**EXCERPTED DATA:**
============================================================

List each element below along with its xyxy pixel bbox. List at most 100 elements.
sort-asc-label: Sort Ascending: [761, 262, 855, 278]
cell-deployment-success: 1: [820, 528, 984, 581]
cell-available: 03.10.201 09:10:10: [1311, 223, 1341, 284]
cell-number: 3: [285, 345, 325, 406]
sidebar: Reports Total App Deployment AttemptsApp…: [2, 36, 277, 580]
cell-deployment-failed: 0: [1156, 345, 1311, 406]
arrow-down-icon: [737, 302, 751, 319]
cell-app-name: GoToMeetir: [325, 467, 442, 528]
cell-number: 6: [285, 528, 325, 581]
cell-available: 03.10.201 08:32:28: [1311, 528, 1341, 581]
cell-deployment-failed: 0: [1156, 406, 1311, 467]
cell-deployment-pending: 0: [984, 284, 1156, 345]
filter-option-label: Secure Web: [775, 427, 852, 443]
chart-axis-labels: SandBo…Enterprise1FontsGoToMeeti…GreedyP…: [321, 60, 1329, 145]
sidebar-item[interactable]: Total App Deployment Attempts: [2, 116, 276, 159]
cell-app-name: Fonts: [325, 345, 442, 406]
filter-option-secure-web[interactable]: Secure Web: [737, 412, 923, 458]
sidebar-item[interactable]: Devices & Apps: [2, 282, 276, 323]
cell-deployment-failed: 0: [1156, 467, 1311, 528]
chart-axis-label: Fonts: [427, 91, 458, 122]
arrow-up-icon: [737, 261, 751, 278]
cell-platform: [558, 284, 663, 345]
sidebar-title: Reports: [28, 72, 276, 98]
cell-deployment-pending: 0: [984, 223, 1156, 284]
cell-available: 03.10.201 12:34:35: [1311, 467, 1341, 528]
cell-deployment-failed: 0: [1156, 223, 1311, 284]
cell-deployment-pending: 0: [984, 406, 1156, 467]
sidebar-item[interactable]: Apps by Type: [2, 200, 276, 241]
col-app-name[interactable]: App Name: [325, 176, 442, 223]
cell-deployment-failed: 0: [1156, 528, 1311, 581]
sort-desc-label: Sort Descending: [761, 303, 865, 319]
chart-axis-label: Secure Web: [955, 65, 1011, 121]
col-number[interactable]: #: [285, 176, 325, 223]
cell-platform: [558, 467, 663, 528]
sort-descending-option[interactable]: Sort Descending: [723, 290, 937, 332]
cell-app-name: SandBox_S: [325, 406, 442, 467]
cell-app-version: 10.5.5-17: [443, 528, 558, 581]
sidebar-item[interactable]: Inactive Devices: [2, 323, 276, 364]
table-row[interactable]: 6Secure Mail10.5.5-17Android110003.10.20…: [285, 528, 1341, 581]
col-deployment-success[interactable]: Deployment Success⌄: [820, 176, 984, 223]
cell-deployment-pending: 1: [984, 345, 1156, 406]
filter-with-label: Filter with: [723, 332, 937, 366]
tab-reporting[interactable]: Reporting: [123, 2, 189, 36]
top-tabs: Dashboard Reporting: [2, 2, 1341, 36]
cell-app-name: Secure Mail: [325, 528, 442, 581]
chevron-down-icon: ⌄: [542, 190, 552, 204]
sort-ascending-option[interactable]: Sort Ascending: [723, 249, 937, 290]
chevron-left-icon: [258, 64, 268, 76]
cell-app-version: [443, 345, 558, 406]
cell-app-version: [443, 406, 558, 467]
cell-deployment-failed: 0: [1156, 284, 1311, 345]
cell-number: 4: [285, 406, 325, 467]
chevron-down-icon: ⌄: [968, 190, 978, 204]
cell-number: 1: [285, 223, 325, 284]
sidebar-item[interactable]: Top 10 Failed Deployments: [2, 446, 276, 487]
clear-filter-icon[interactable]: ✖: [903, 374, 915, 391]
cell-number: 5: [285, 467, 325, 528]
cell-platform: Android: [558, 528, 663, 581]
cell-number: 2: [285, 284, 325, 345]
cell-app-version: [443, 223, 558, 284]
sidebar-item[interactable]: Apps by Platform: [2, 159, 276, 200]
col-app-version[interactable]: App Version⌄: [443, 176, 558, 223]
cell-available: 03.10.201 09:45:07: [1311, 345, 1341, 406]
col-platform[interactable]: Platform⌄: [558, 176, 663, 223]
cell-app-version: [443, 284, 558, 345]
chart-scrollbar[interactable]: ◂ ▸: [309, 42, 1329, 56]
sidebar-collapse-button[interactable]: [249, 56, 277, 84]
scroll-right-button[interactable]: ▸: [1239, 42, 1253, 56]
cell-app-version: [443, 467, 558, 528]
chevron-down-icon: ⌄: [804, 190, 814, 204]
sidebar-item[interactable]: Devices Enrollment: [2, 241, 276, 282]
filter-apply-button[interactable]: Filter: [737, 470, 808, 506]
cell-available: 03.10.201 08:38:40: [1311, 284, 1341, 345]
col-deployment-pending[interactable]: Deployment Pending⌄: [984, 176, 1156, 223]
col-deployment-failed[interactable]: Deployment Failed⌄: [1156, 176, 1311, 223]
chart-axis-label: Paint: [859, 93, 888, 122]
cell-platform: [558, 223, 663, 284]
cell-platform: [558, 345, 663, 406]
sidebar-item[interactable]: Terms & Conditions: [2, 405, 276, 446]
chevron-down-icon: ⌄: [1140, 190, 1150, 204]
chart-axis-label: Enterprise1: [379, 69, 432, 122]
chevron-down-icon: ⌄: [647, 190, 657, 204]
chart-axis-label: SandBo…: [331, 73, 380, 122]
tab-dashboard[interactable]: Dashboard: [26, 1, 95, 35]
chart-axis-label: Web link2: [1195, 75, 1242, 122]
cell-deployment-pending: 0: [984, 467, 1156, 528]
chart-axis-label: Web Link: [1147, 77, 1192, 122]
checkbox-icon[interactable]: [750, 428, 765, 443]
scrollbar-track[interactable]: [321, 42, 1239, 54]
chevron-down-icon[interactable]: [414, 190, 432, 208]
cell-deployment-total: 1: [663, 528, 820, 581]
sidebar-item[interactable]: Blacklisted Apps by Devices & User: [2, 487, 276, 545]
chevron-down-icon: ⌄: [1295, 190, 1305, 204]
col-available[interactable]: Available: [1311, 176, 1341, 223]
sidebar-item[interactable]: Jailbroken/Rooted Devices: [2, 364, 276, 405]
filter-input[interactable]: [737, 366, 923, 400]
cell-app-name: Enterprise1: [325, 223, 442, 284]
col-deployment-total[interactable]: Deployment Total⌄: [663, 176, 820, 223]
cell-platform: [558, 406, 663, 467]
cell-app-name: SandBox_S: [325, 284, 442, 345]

============================================================

**BRIEF:** Copy the entries above line for line, without changing anything.

**TASK OUTPUT:**
List each element below along with its xyxy pixel bbox. List at most 100 elements.
sort-asc-label: Sort Ascending: [761, 262, 855, 278]
cell-deployment-success: 1: [820, 528, 984, 581]
cell-available: 03.10.201 09:10:10: [1311, 223, 1341, 284]
cell-number: 3: [285, 345, 325, 406]
sidebar: Reports Total App Deployment AttemptsApp…: [2, 36, 277, 580]
cell-deployment-failed: 0: [1156, 345, 1311, 406]
arrow-down-icon: [737, 302, 751, 319]
cell-app-name: GoToMeetir: [325, 467, 442, 528]
cell-number: 6: [285, 528, 325, 581]
cell-available: 03.10.201 08:32:28: [1311, 528, 1341, 581]
cell-deployment-failed: 0: [1156, 406, 1311, 467]
cell-deployment-pending: 0: [984, 284, 1156, 345]
filter-option-label: Secure Web: [775, 427, 852, 443]
chart-axis-labels: SandBo…Enterprise1FontsGoToMeeti…GreedyP…: [321, 60, 1329, 145]
sidebar-item[interactable]: Total App Deployment Attempts: [2, 116, 276, 159]
cell-app-name: Fonts: [325, 345, 442, 406]
filter-option-secure-web[interactable]: Secure Web: [737, 412, 923, 458]
sidebar-item[interactable]: Devices & Apps: [2, 282, 276, 323]
cell-deployment-failed: 0: [1156, 467, 1311, 528]
chart-axis-label: Fonts: [427, 91, 458, 122]
arrow-up-icon: [737, 261, 751, 278]
cell-platform: [558, 284, 663, 345]
sidebar-title: Reports: [28, 72, 276, 98]
cell-deployment-pending: 0: [984, 223, 1156, 284]
cell-available: 03.10.201 12:34:35: [1311, 467, 1341, 528]
cell-deployment-failed: 0: [1156, 223, 1311, 284]
cell-deployment-pending: 0: [984, 406, 1156, 467]
sidebar-item[interactable]: Apps by Type: [2, 200, 276, 241]
col-app-name[interactable]: App Name: [325, 176, 442, 223]
cell-deployment-failed: 0: [1156, 528, 1311, 581]
sort-desc-label: Sort Descending: [761, 303, 865, 319]
chart-axis-label: Secure Web: [955, 65, 1011, 121]
col-number[interactable]: #: [285, 176, 325, 223]
cell-platform: [558, 467, 663, 528]
sort-descending-option[interactable]: Sort Descending: [723, 290, 937, 332]
cell-app-name: SandBox_S: [325, 406, 442, 467]
cell-app-version: 10.5.5-17: [443, 528, 558, 581]
sidebar-item[interactable]: Inactive Devices: [2, 323, 276, 364]
table-row[interactable]: 6Secure Mail10.5.5-17Android110003.10.20…: [285, 528, 1341, 581]
col-deployment-success[interactable]: Deployment Success⌄: [820, 176, 984, 223]
cell-deployment-pending: 1: [984, 345, 1156, 406]
filter-with-label: Filter with: [723, 332, 937, 366]
tab-reporting[interactable]: Reporting: [123, 2, 189, 36]
top-tabs: Dashboard Reporting: [2, 2, 1341, 36]
cell-app-name: Secure Mail: [325, 528, 442, 581]
chevron-down-icon: ⌄: [542, 190, 552, 204]
sort-ascending-option[interactable]: Sort Ascending: [723, 249, 937, 290]
chevron-left-icon: [258, 64, 268, 76]
cell-app-version: [443, 345, 558, 406]
cell-app-version: [443, 406, 558, 467]
cell-deployment-failed: 0: [1156, 284, 1311, 345]
cell-number: 4: [285, 406, 325, 467]
chevron-down-icon: ⌄: [968, 190, 978, 204]
cell-number: 1: [285, 223, 325, 284]
sidebar-item[interactable]: Top 10 Failed Deployments: [2, 446, 276, 487]
clear-filter-icon[interactable]: ✖: [903, 374, 915, 391]
cell-number: 5: [285, 467, 325, 528]
cell-platform: Android: [558, 528, 663, 581]
cell-number: 2: [285, 284, 325, 345]
cell-app-version: [443, 223, 558, 284]
sidebar-item[interactable]: Apps by Platform: [2, 159, 276, 200]
col-app-version[interactable]: App Version⌄: [443, 176, 558, 223]
cell-available: 03.10.201 09:45:07: [1311, 345, 1341, 406]
col-platform[interactable]: Platform⌄: [558, 176, 663, 223]
cell-app-version: [443, 284, 558, 345]
chart-scrollbar[interactable]: ◂ ▸: [309, 42, 1329, 56]
sidebar-collapse-button[interactable]: [249, 56, 277, 84]
scroll-right-button[interactable]: ▸: [1239, 42, 1253, 56]
cell-app-version: [443, 467, 558, 528]
chevron-down-icon: ⌄: [804, 190, 814, 204]
sidebar-item[interactable]: Devices Enrollment: [2, 241, 276, 282]
filter-apply-button[interactable]: Filter: [737, 470, 808, 506]
cell-available: 03.10.201 08:38:40: [1311, 284, 1341, 345]
col-deployment-pending[interactable]: Deployment Pending⌄: [984, 176, 1156, 223]
col-deployment-failed[interactable]: Deployment Failed⌄: [1156, 176, 1311, 223]
chart-axis-label: Paint: [859, 93, 888, 122]
cell-platform: [558, 223, 663, 284]
cell-platform: [558, 345, 663, 406]
sidebar-item[interactable]: Terms & Conditions: [2, 405, 276, 446]
chevron-down-icon: ⌄: [1140, 190, 1150, 204]
chart-axis-label: Enterprise1: [379, 69, 432, 122]
chevron-down-icon: ⌄: [647, 190, 657, 204]
chart-axis-label: SandBo…: [331, 73, 380, 122]
tab-dashboard[interactable]: Dashboard: [26, 1, 95, 35]
chart-axis-label: Web link2: [1195, 75, 1242, 122]
cell-deployment-pending: 0: [984, 467, 1156, 528]
chart-axis-label: Web Link: [1147, 77, 1192, 122]
checkbox-icon[interactable]: [750, 428, 765, 443]
scrollbar-track[interactable]: [321, 42, 1239, 54]
chevron-down-icon[interactable]: [414, 190, 432, 208]
cell-deployment-total: 1: [663, 528, 820, 581]
sidebar-item[interactable]: Blacklisted Apps by Devices & User: [2, 487, 276, 545]
chevron-down-icon: ⌄: [1295, 190, 1305, 204]
col-available[interactable]: Available: [1311, 176, 1341, 223]
sidebar-item[interactable]: Jailbroken/Rooted Devices: [2, 364, 276, 405]
filter-input[interactable]: [737, 366, 923, 400]
cell-app-name: Enterprise1: [325, 223, 442, 284]
col-deployment-total[interactable]: Deployment Total⌄: [663, 176, 820, 223]
cell-platform: [558, 406, 663, 467]
cell-app-name: SandBox_S: [325, 284, 442, 345]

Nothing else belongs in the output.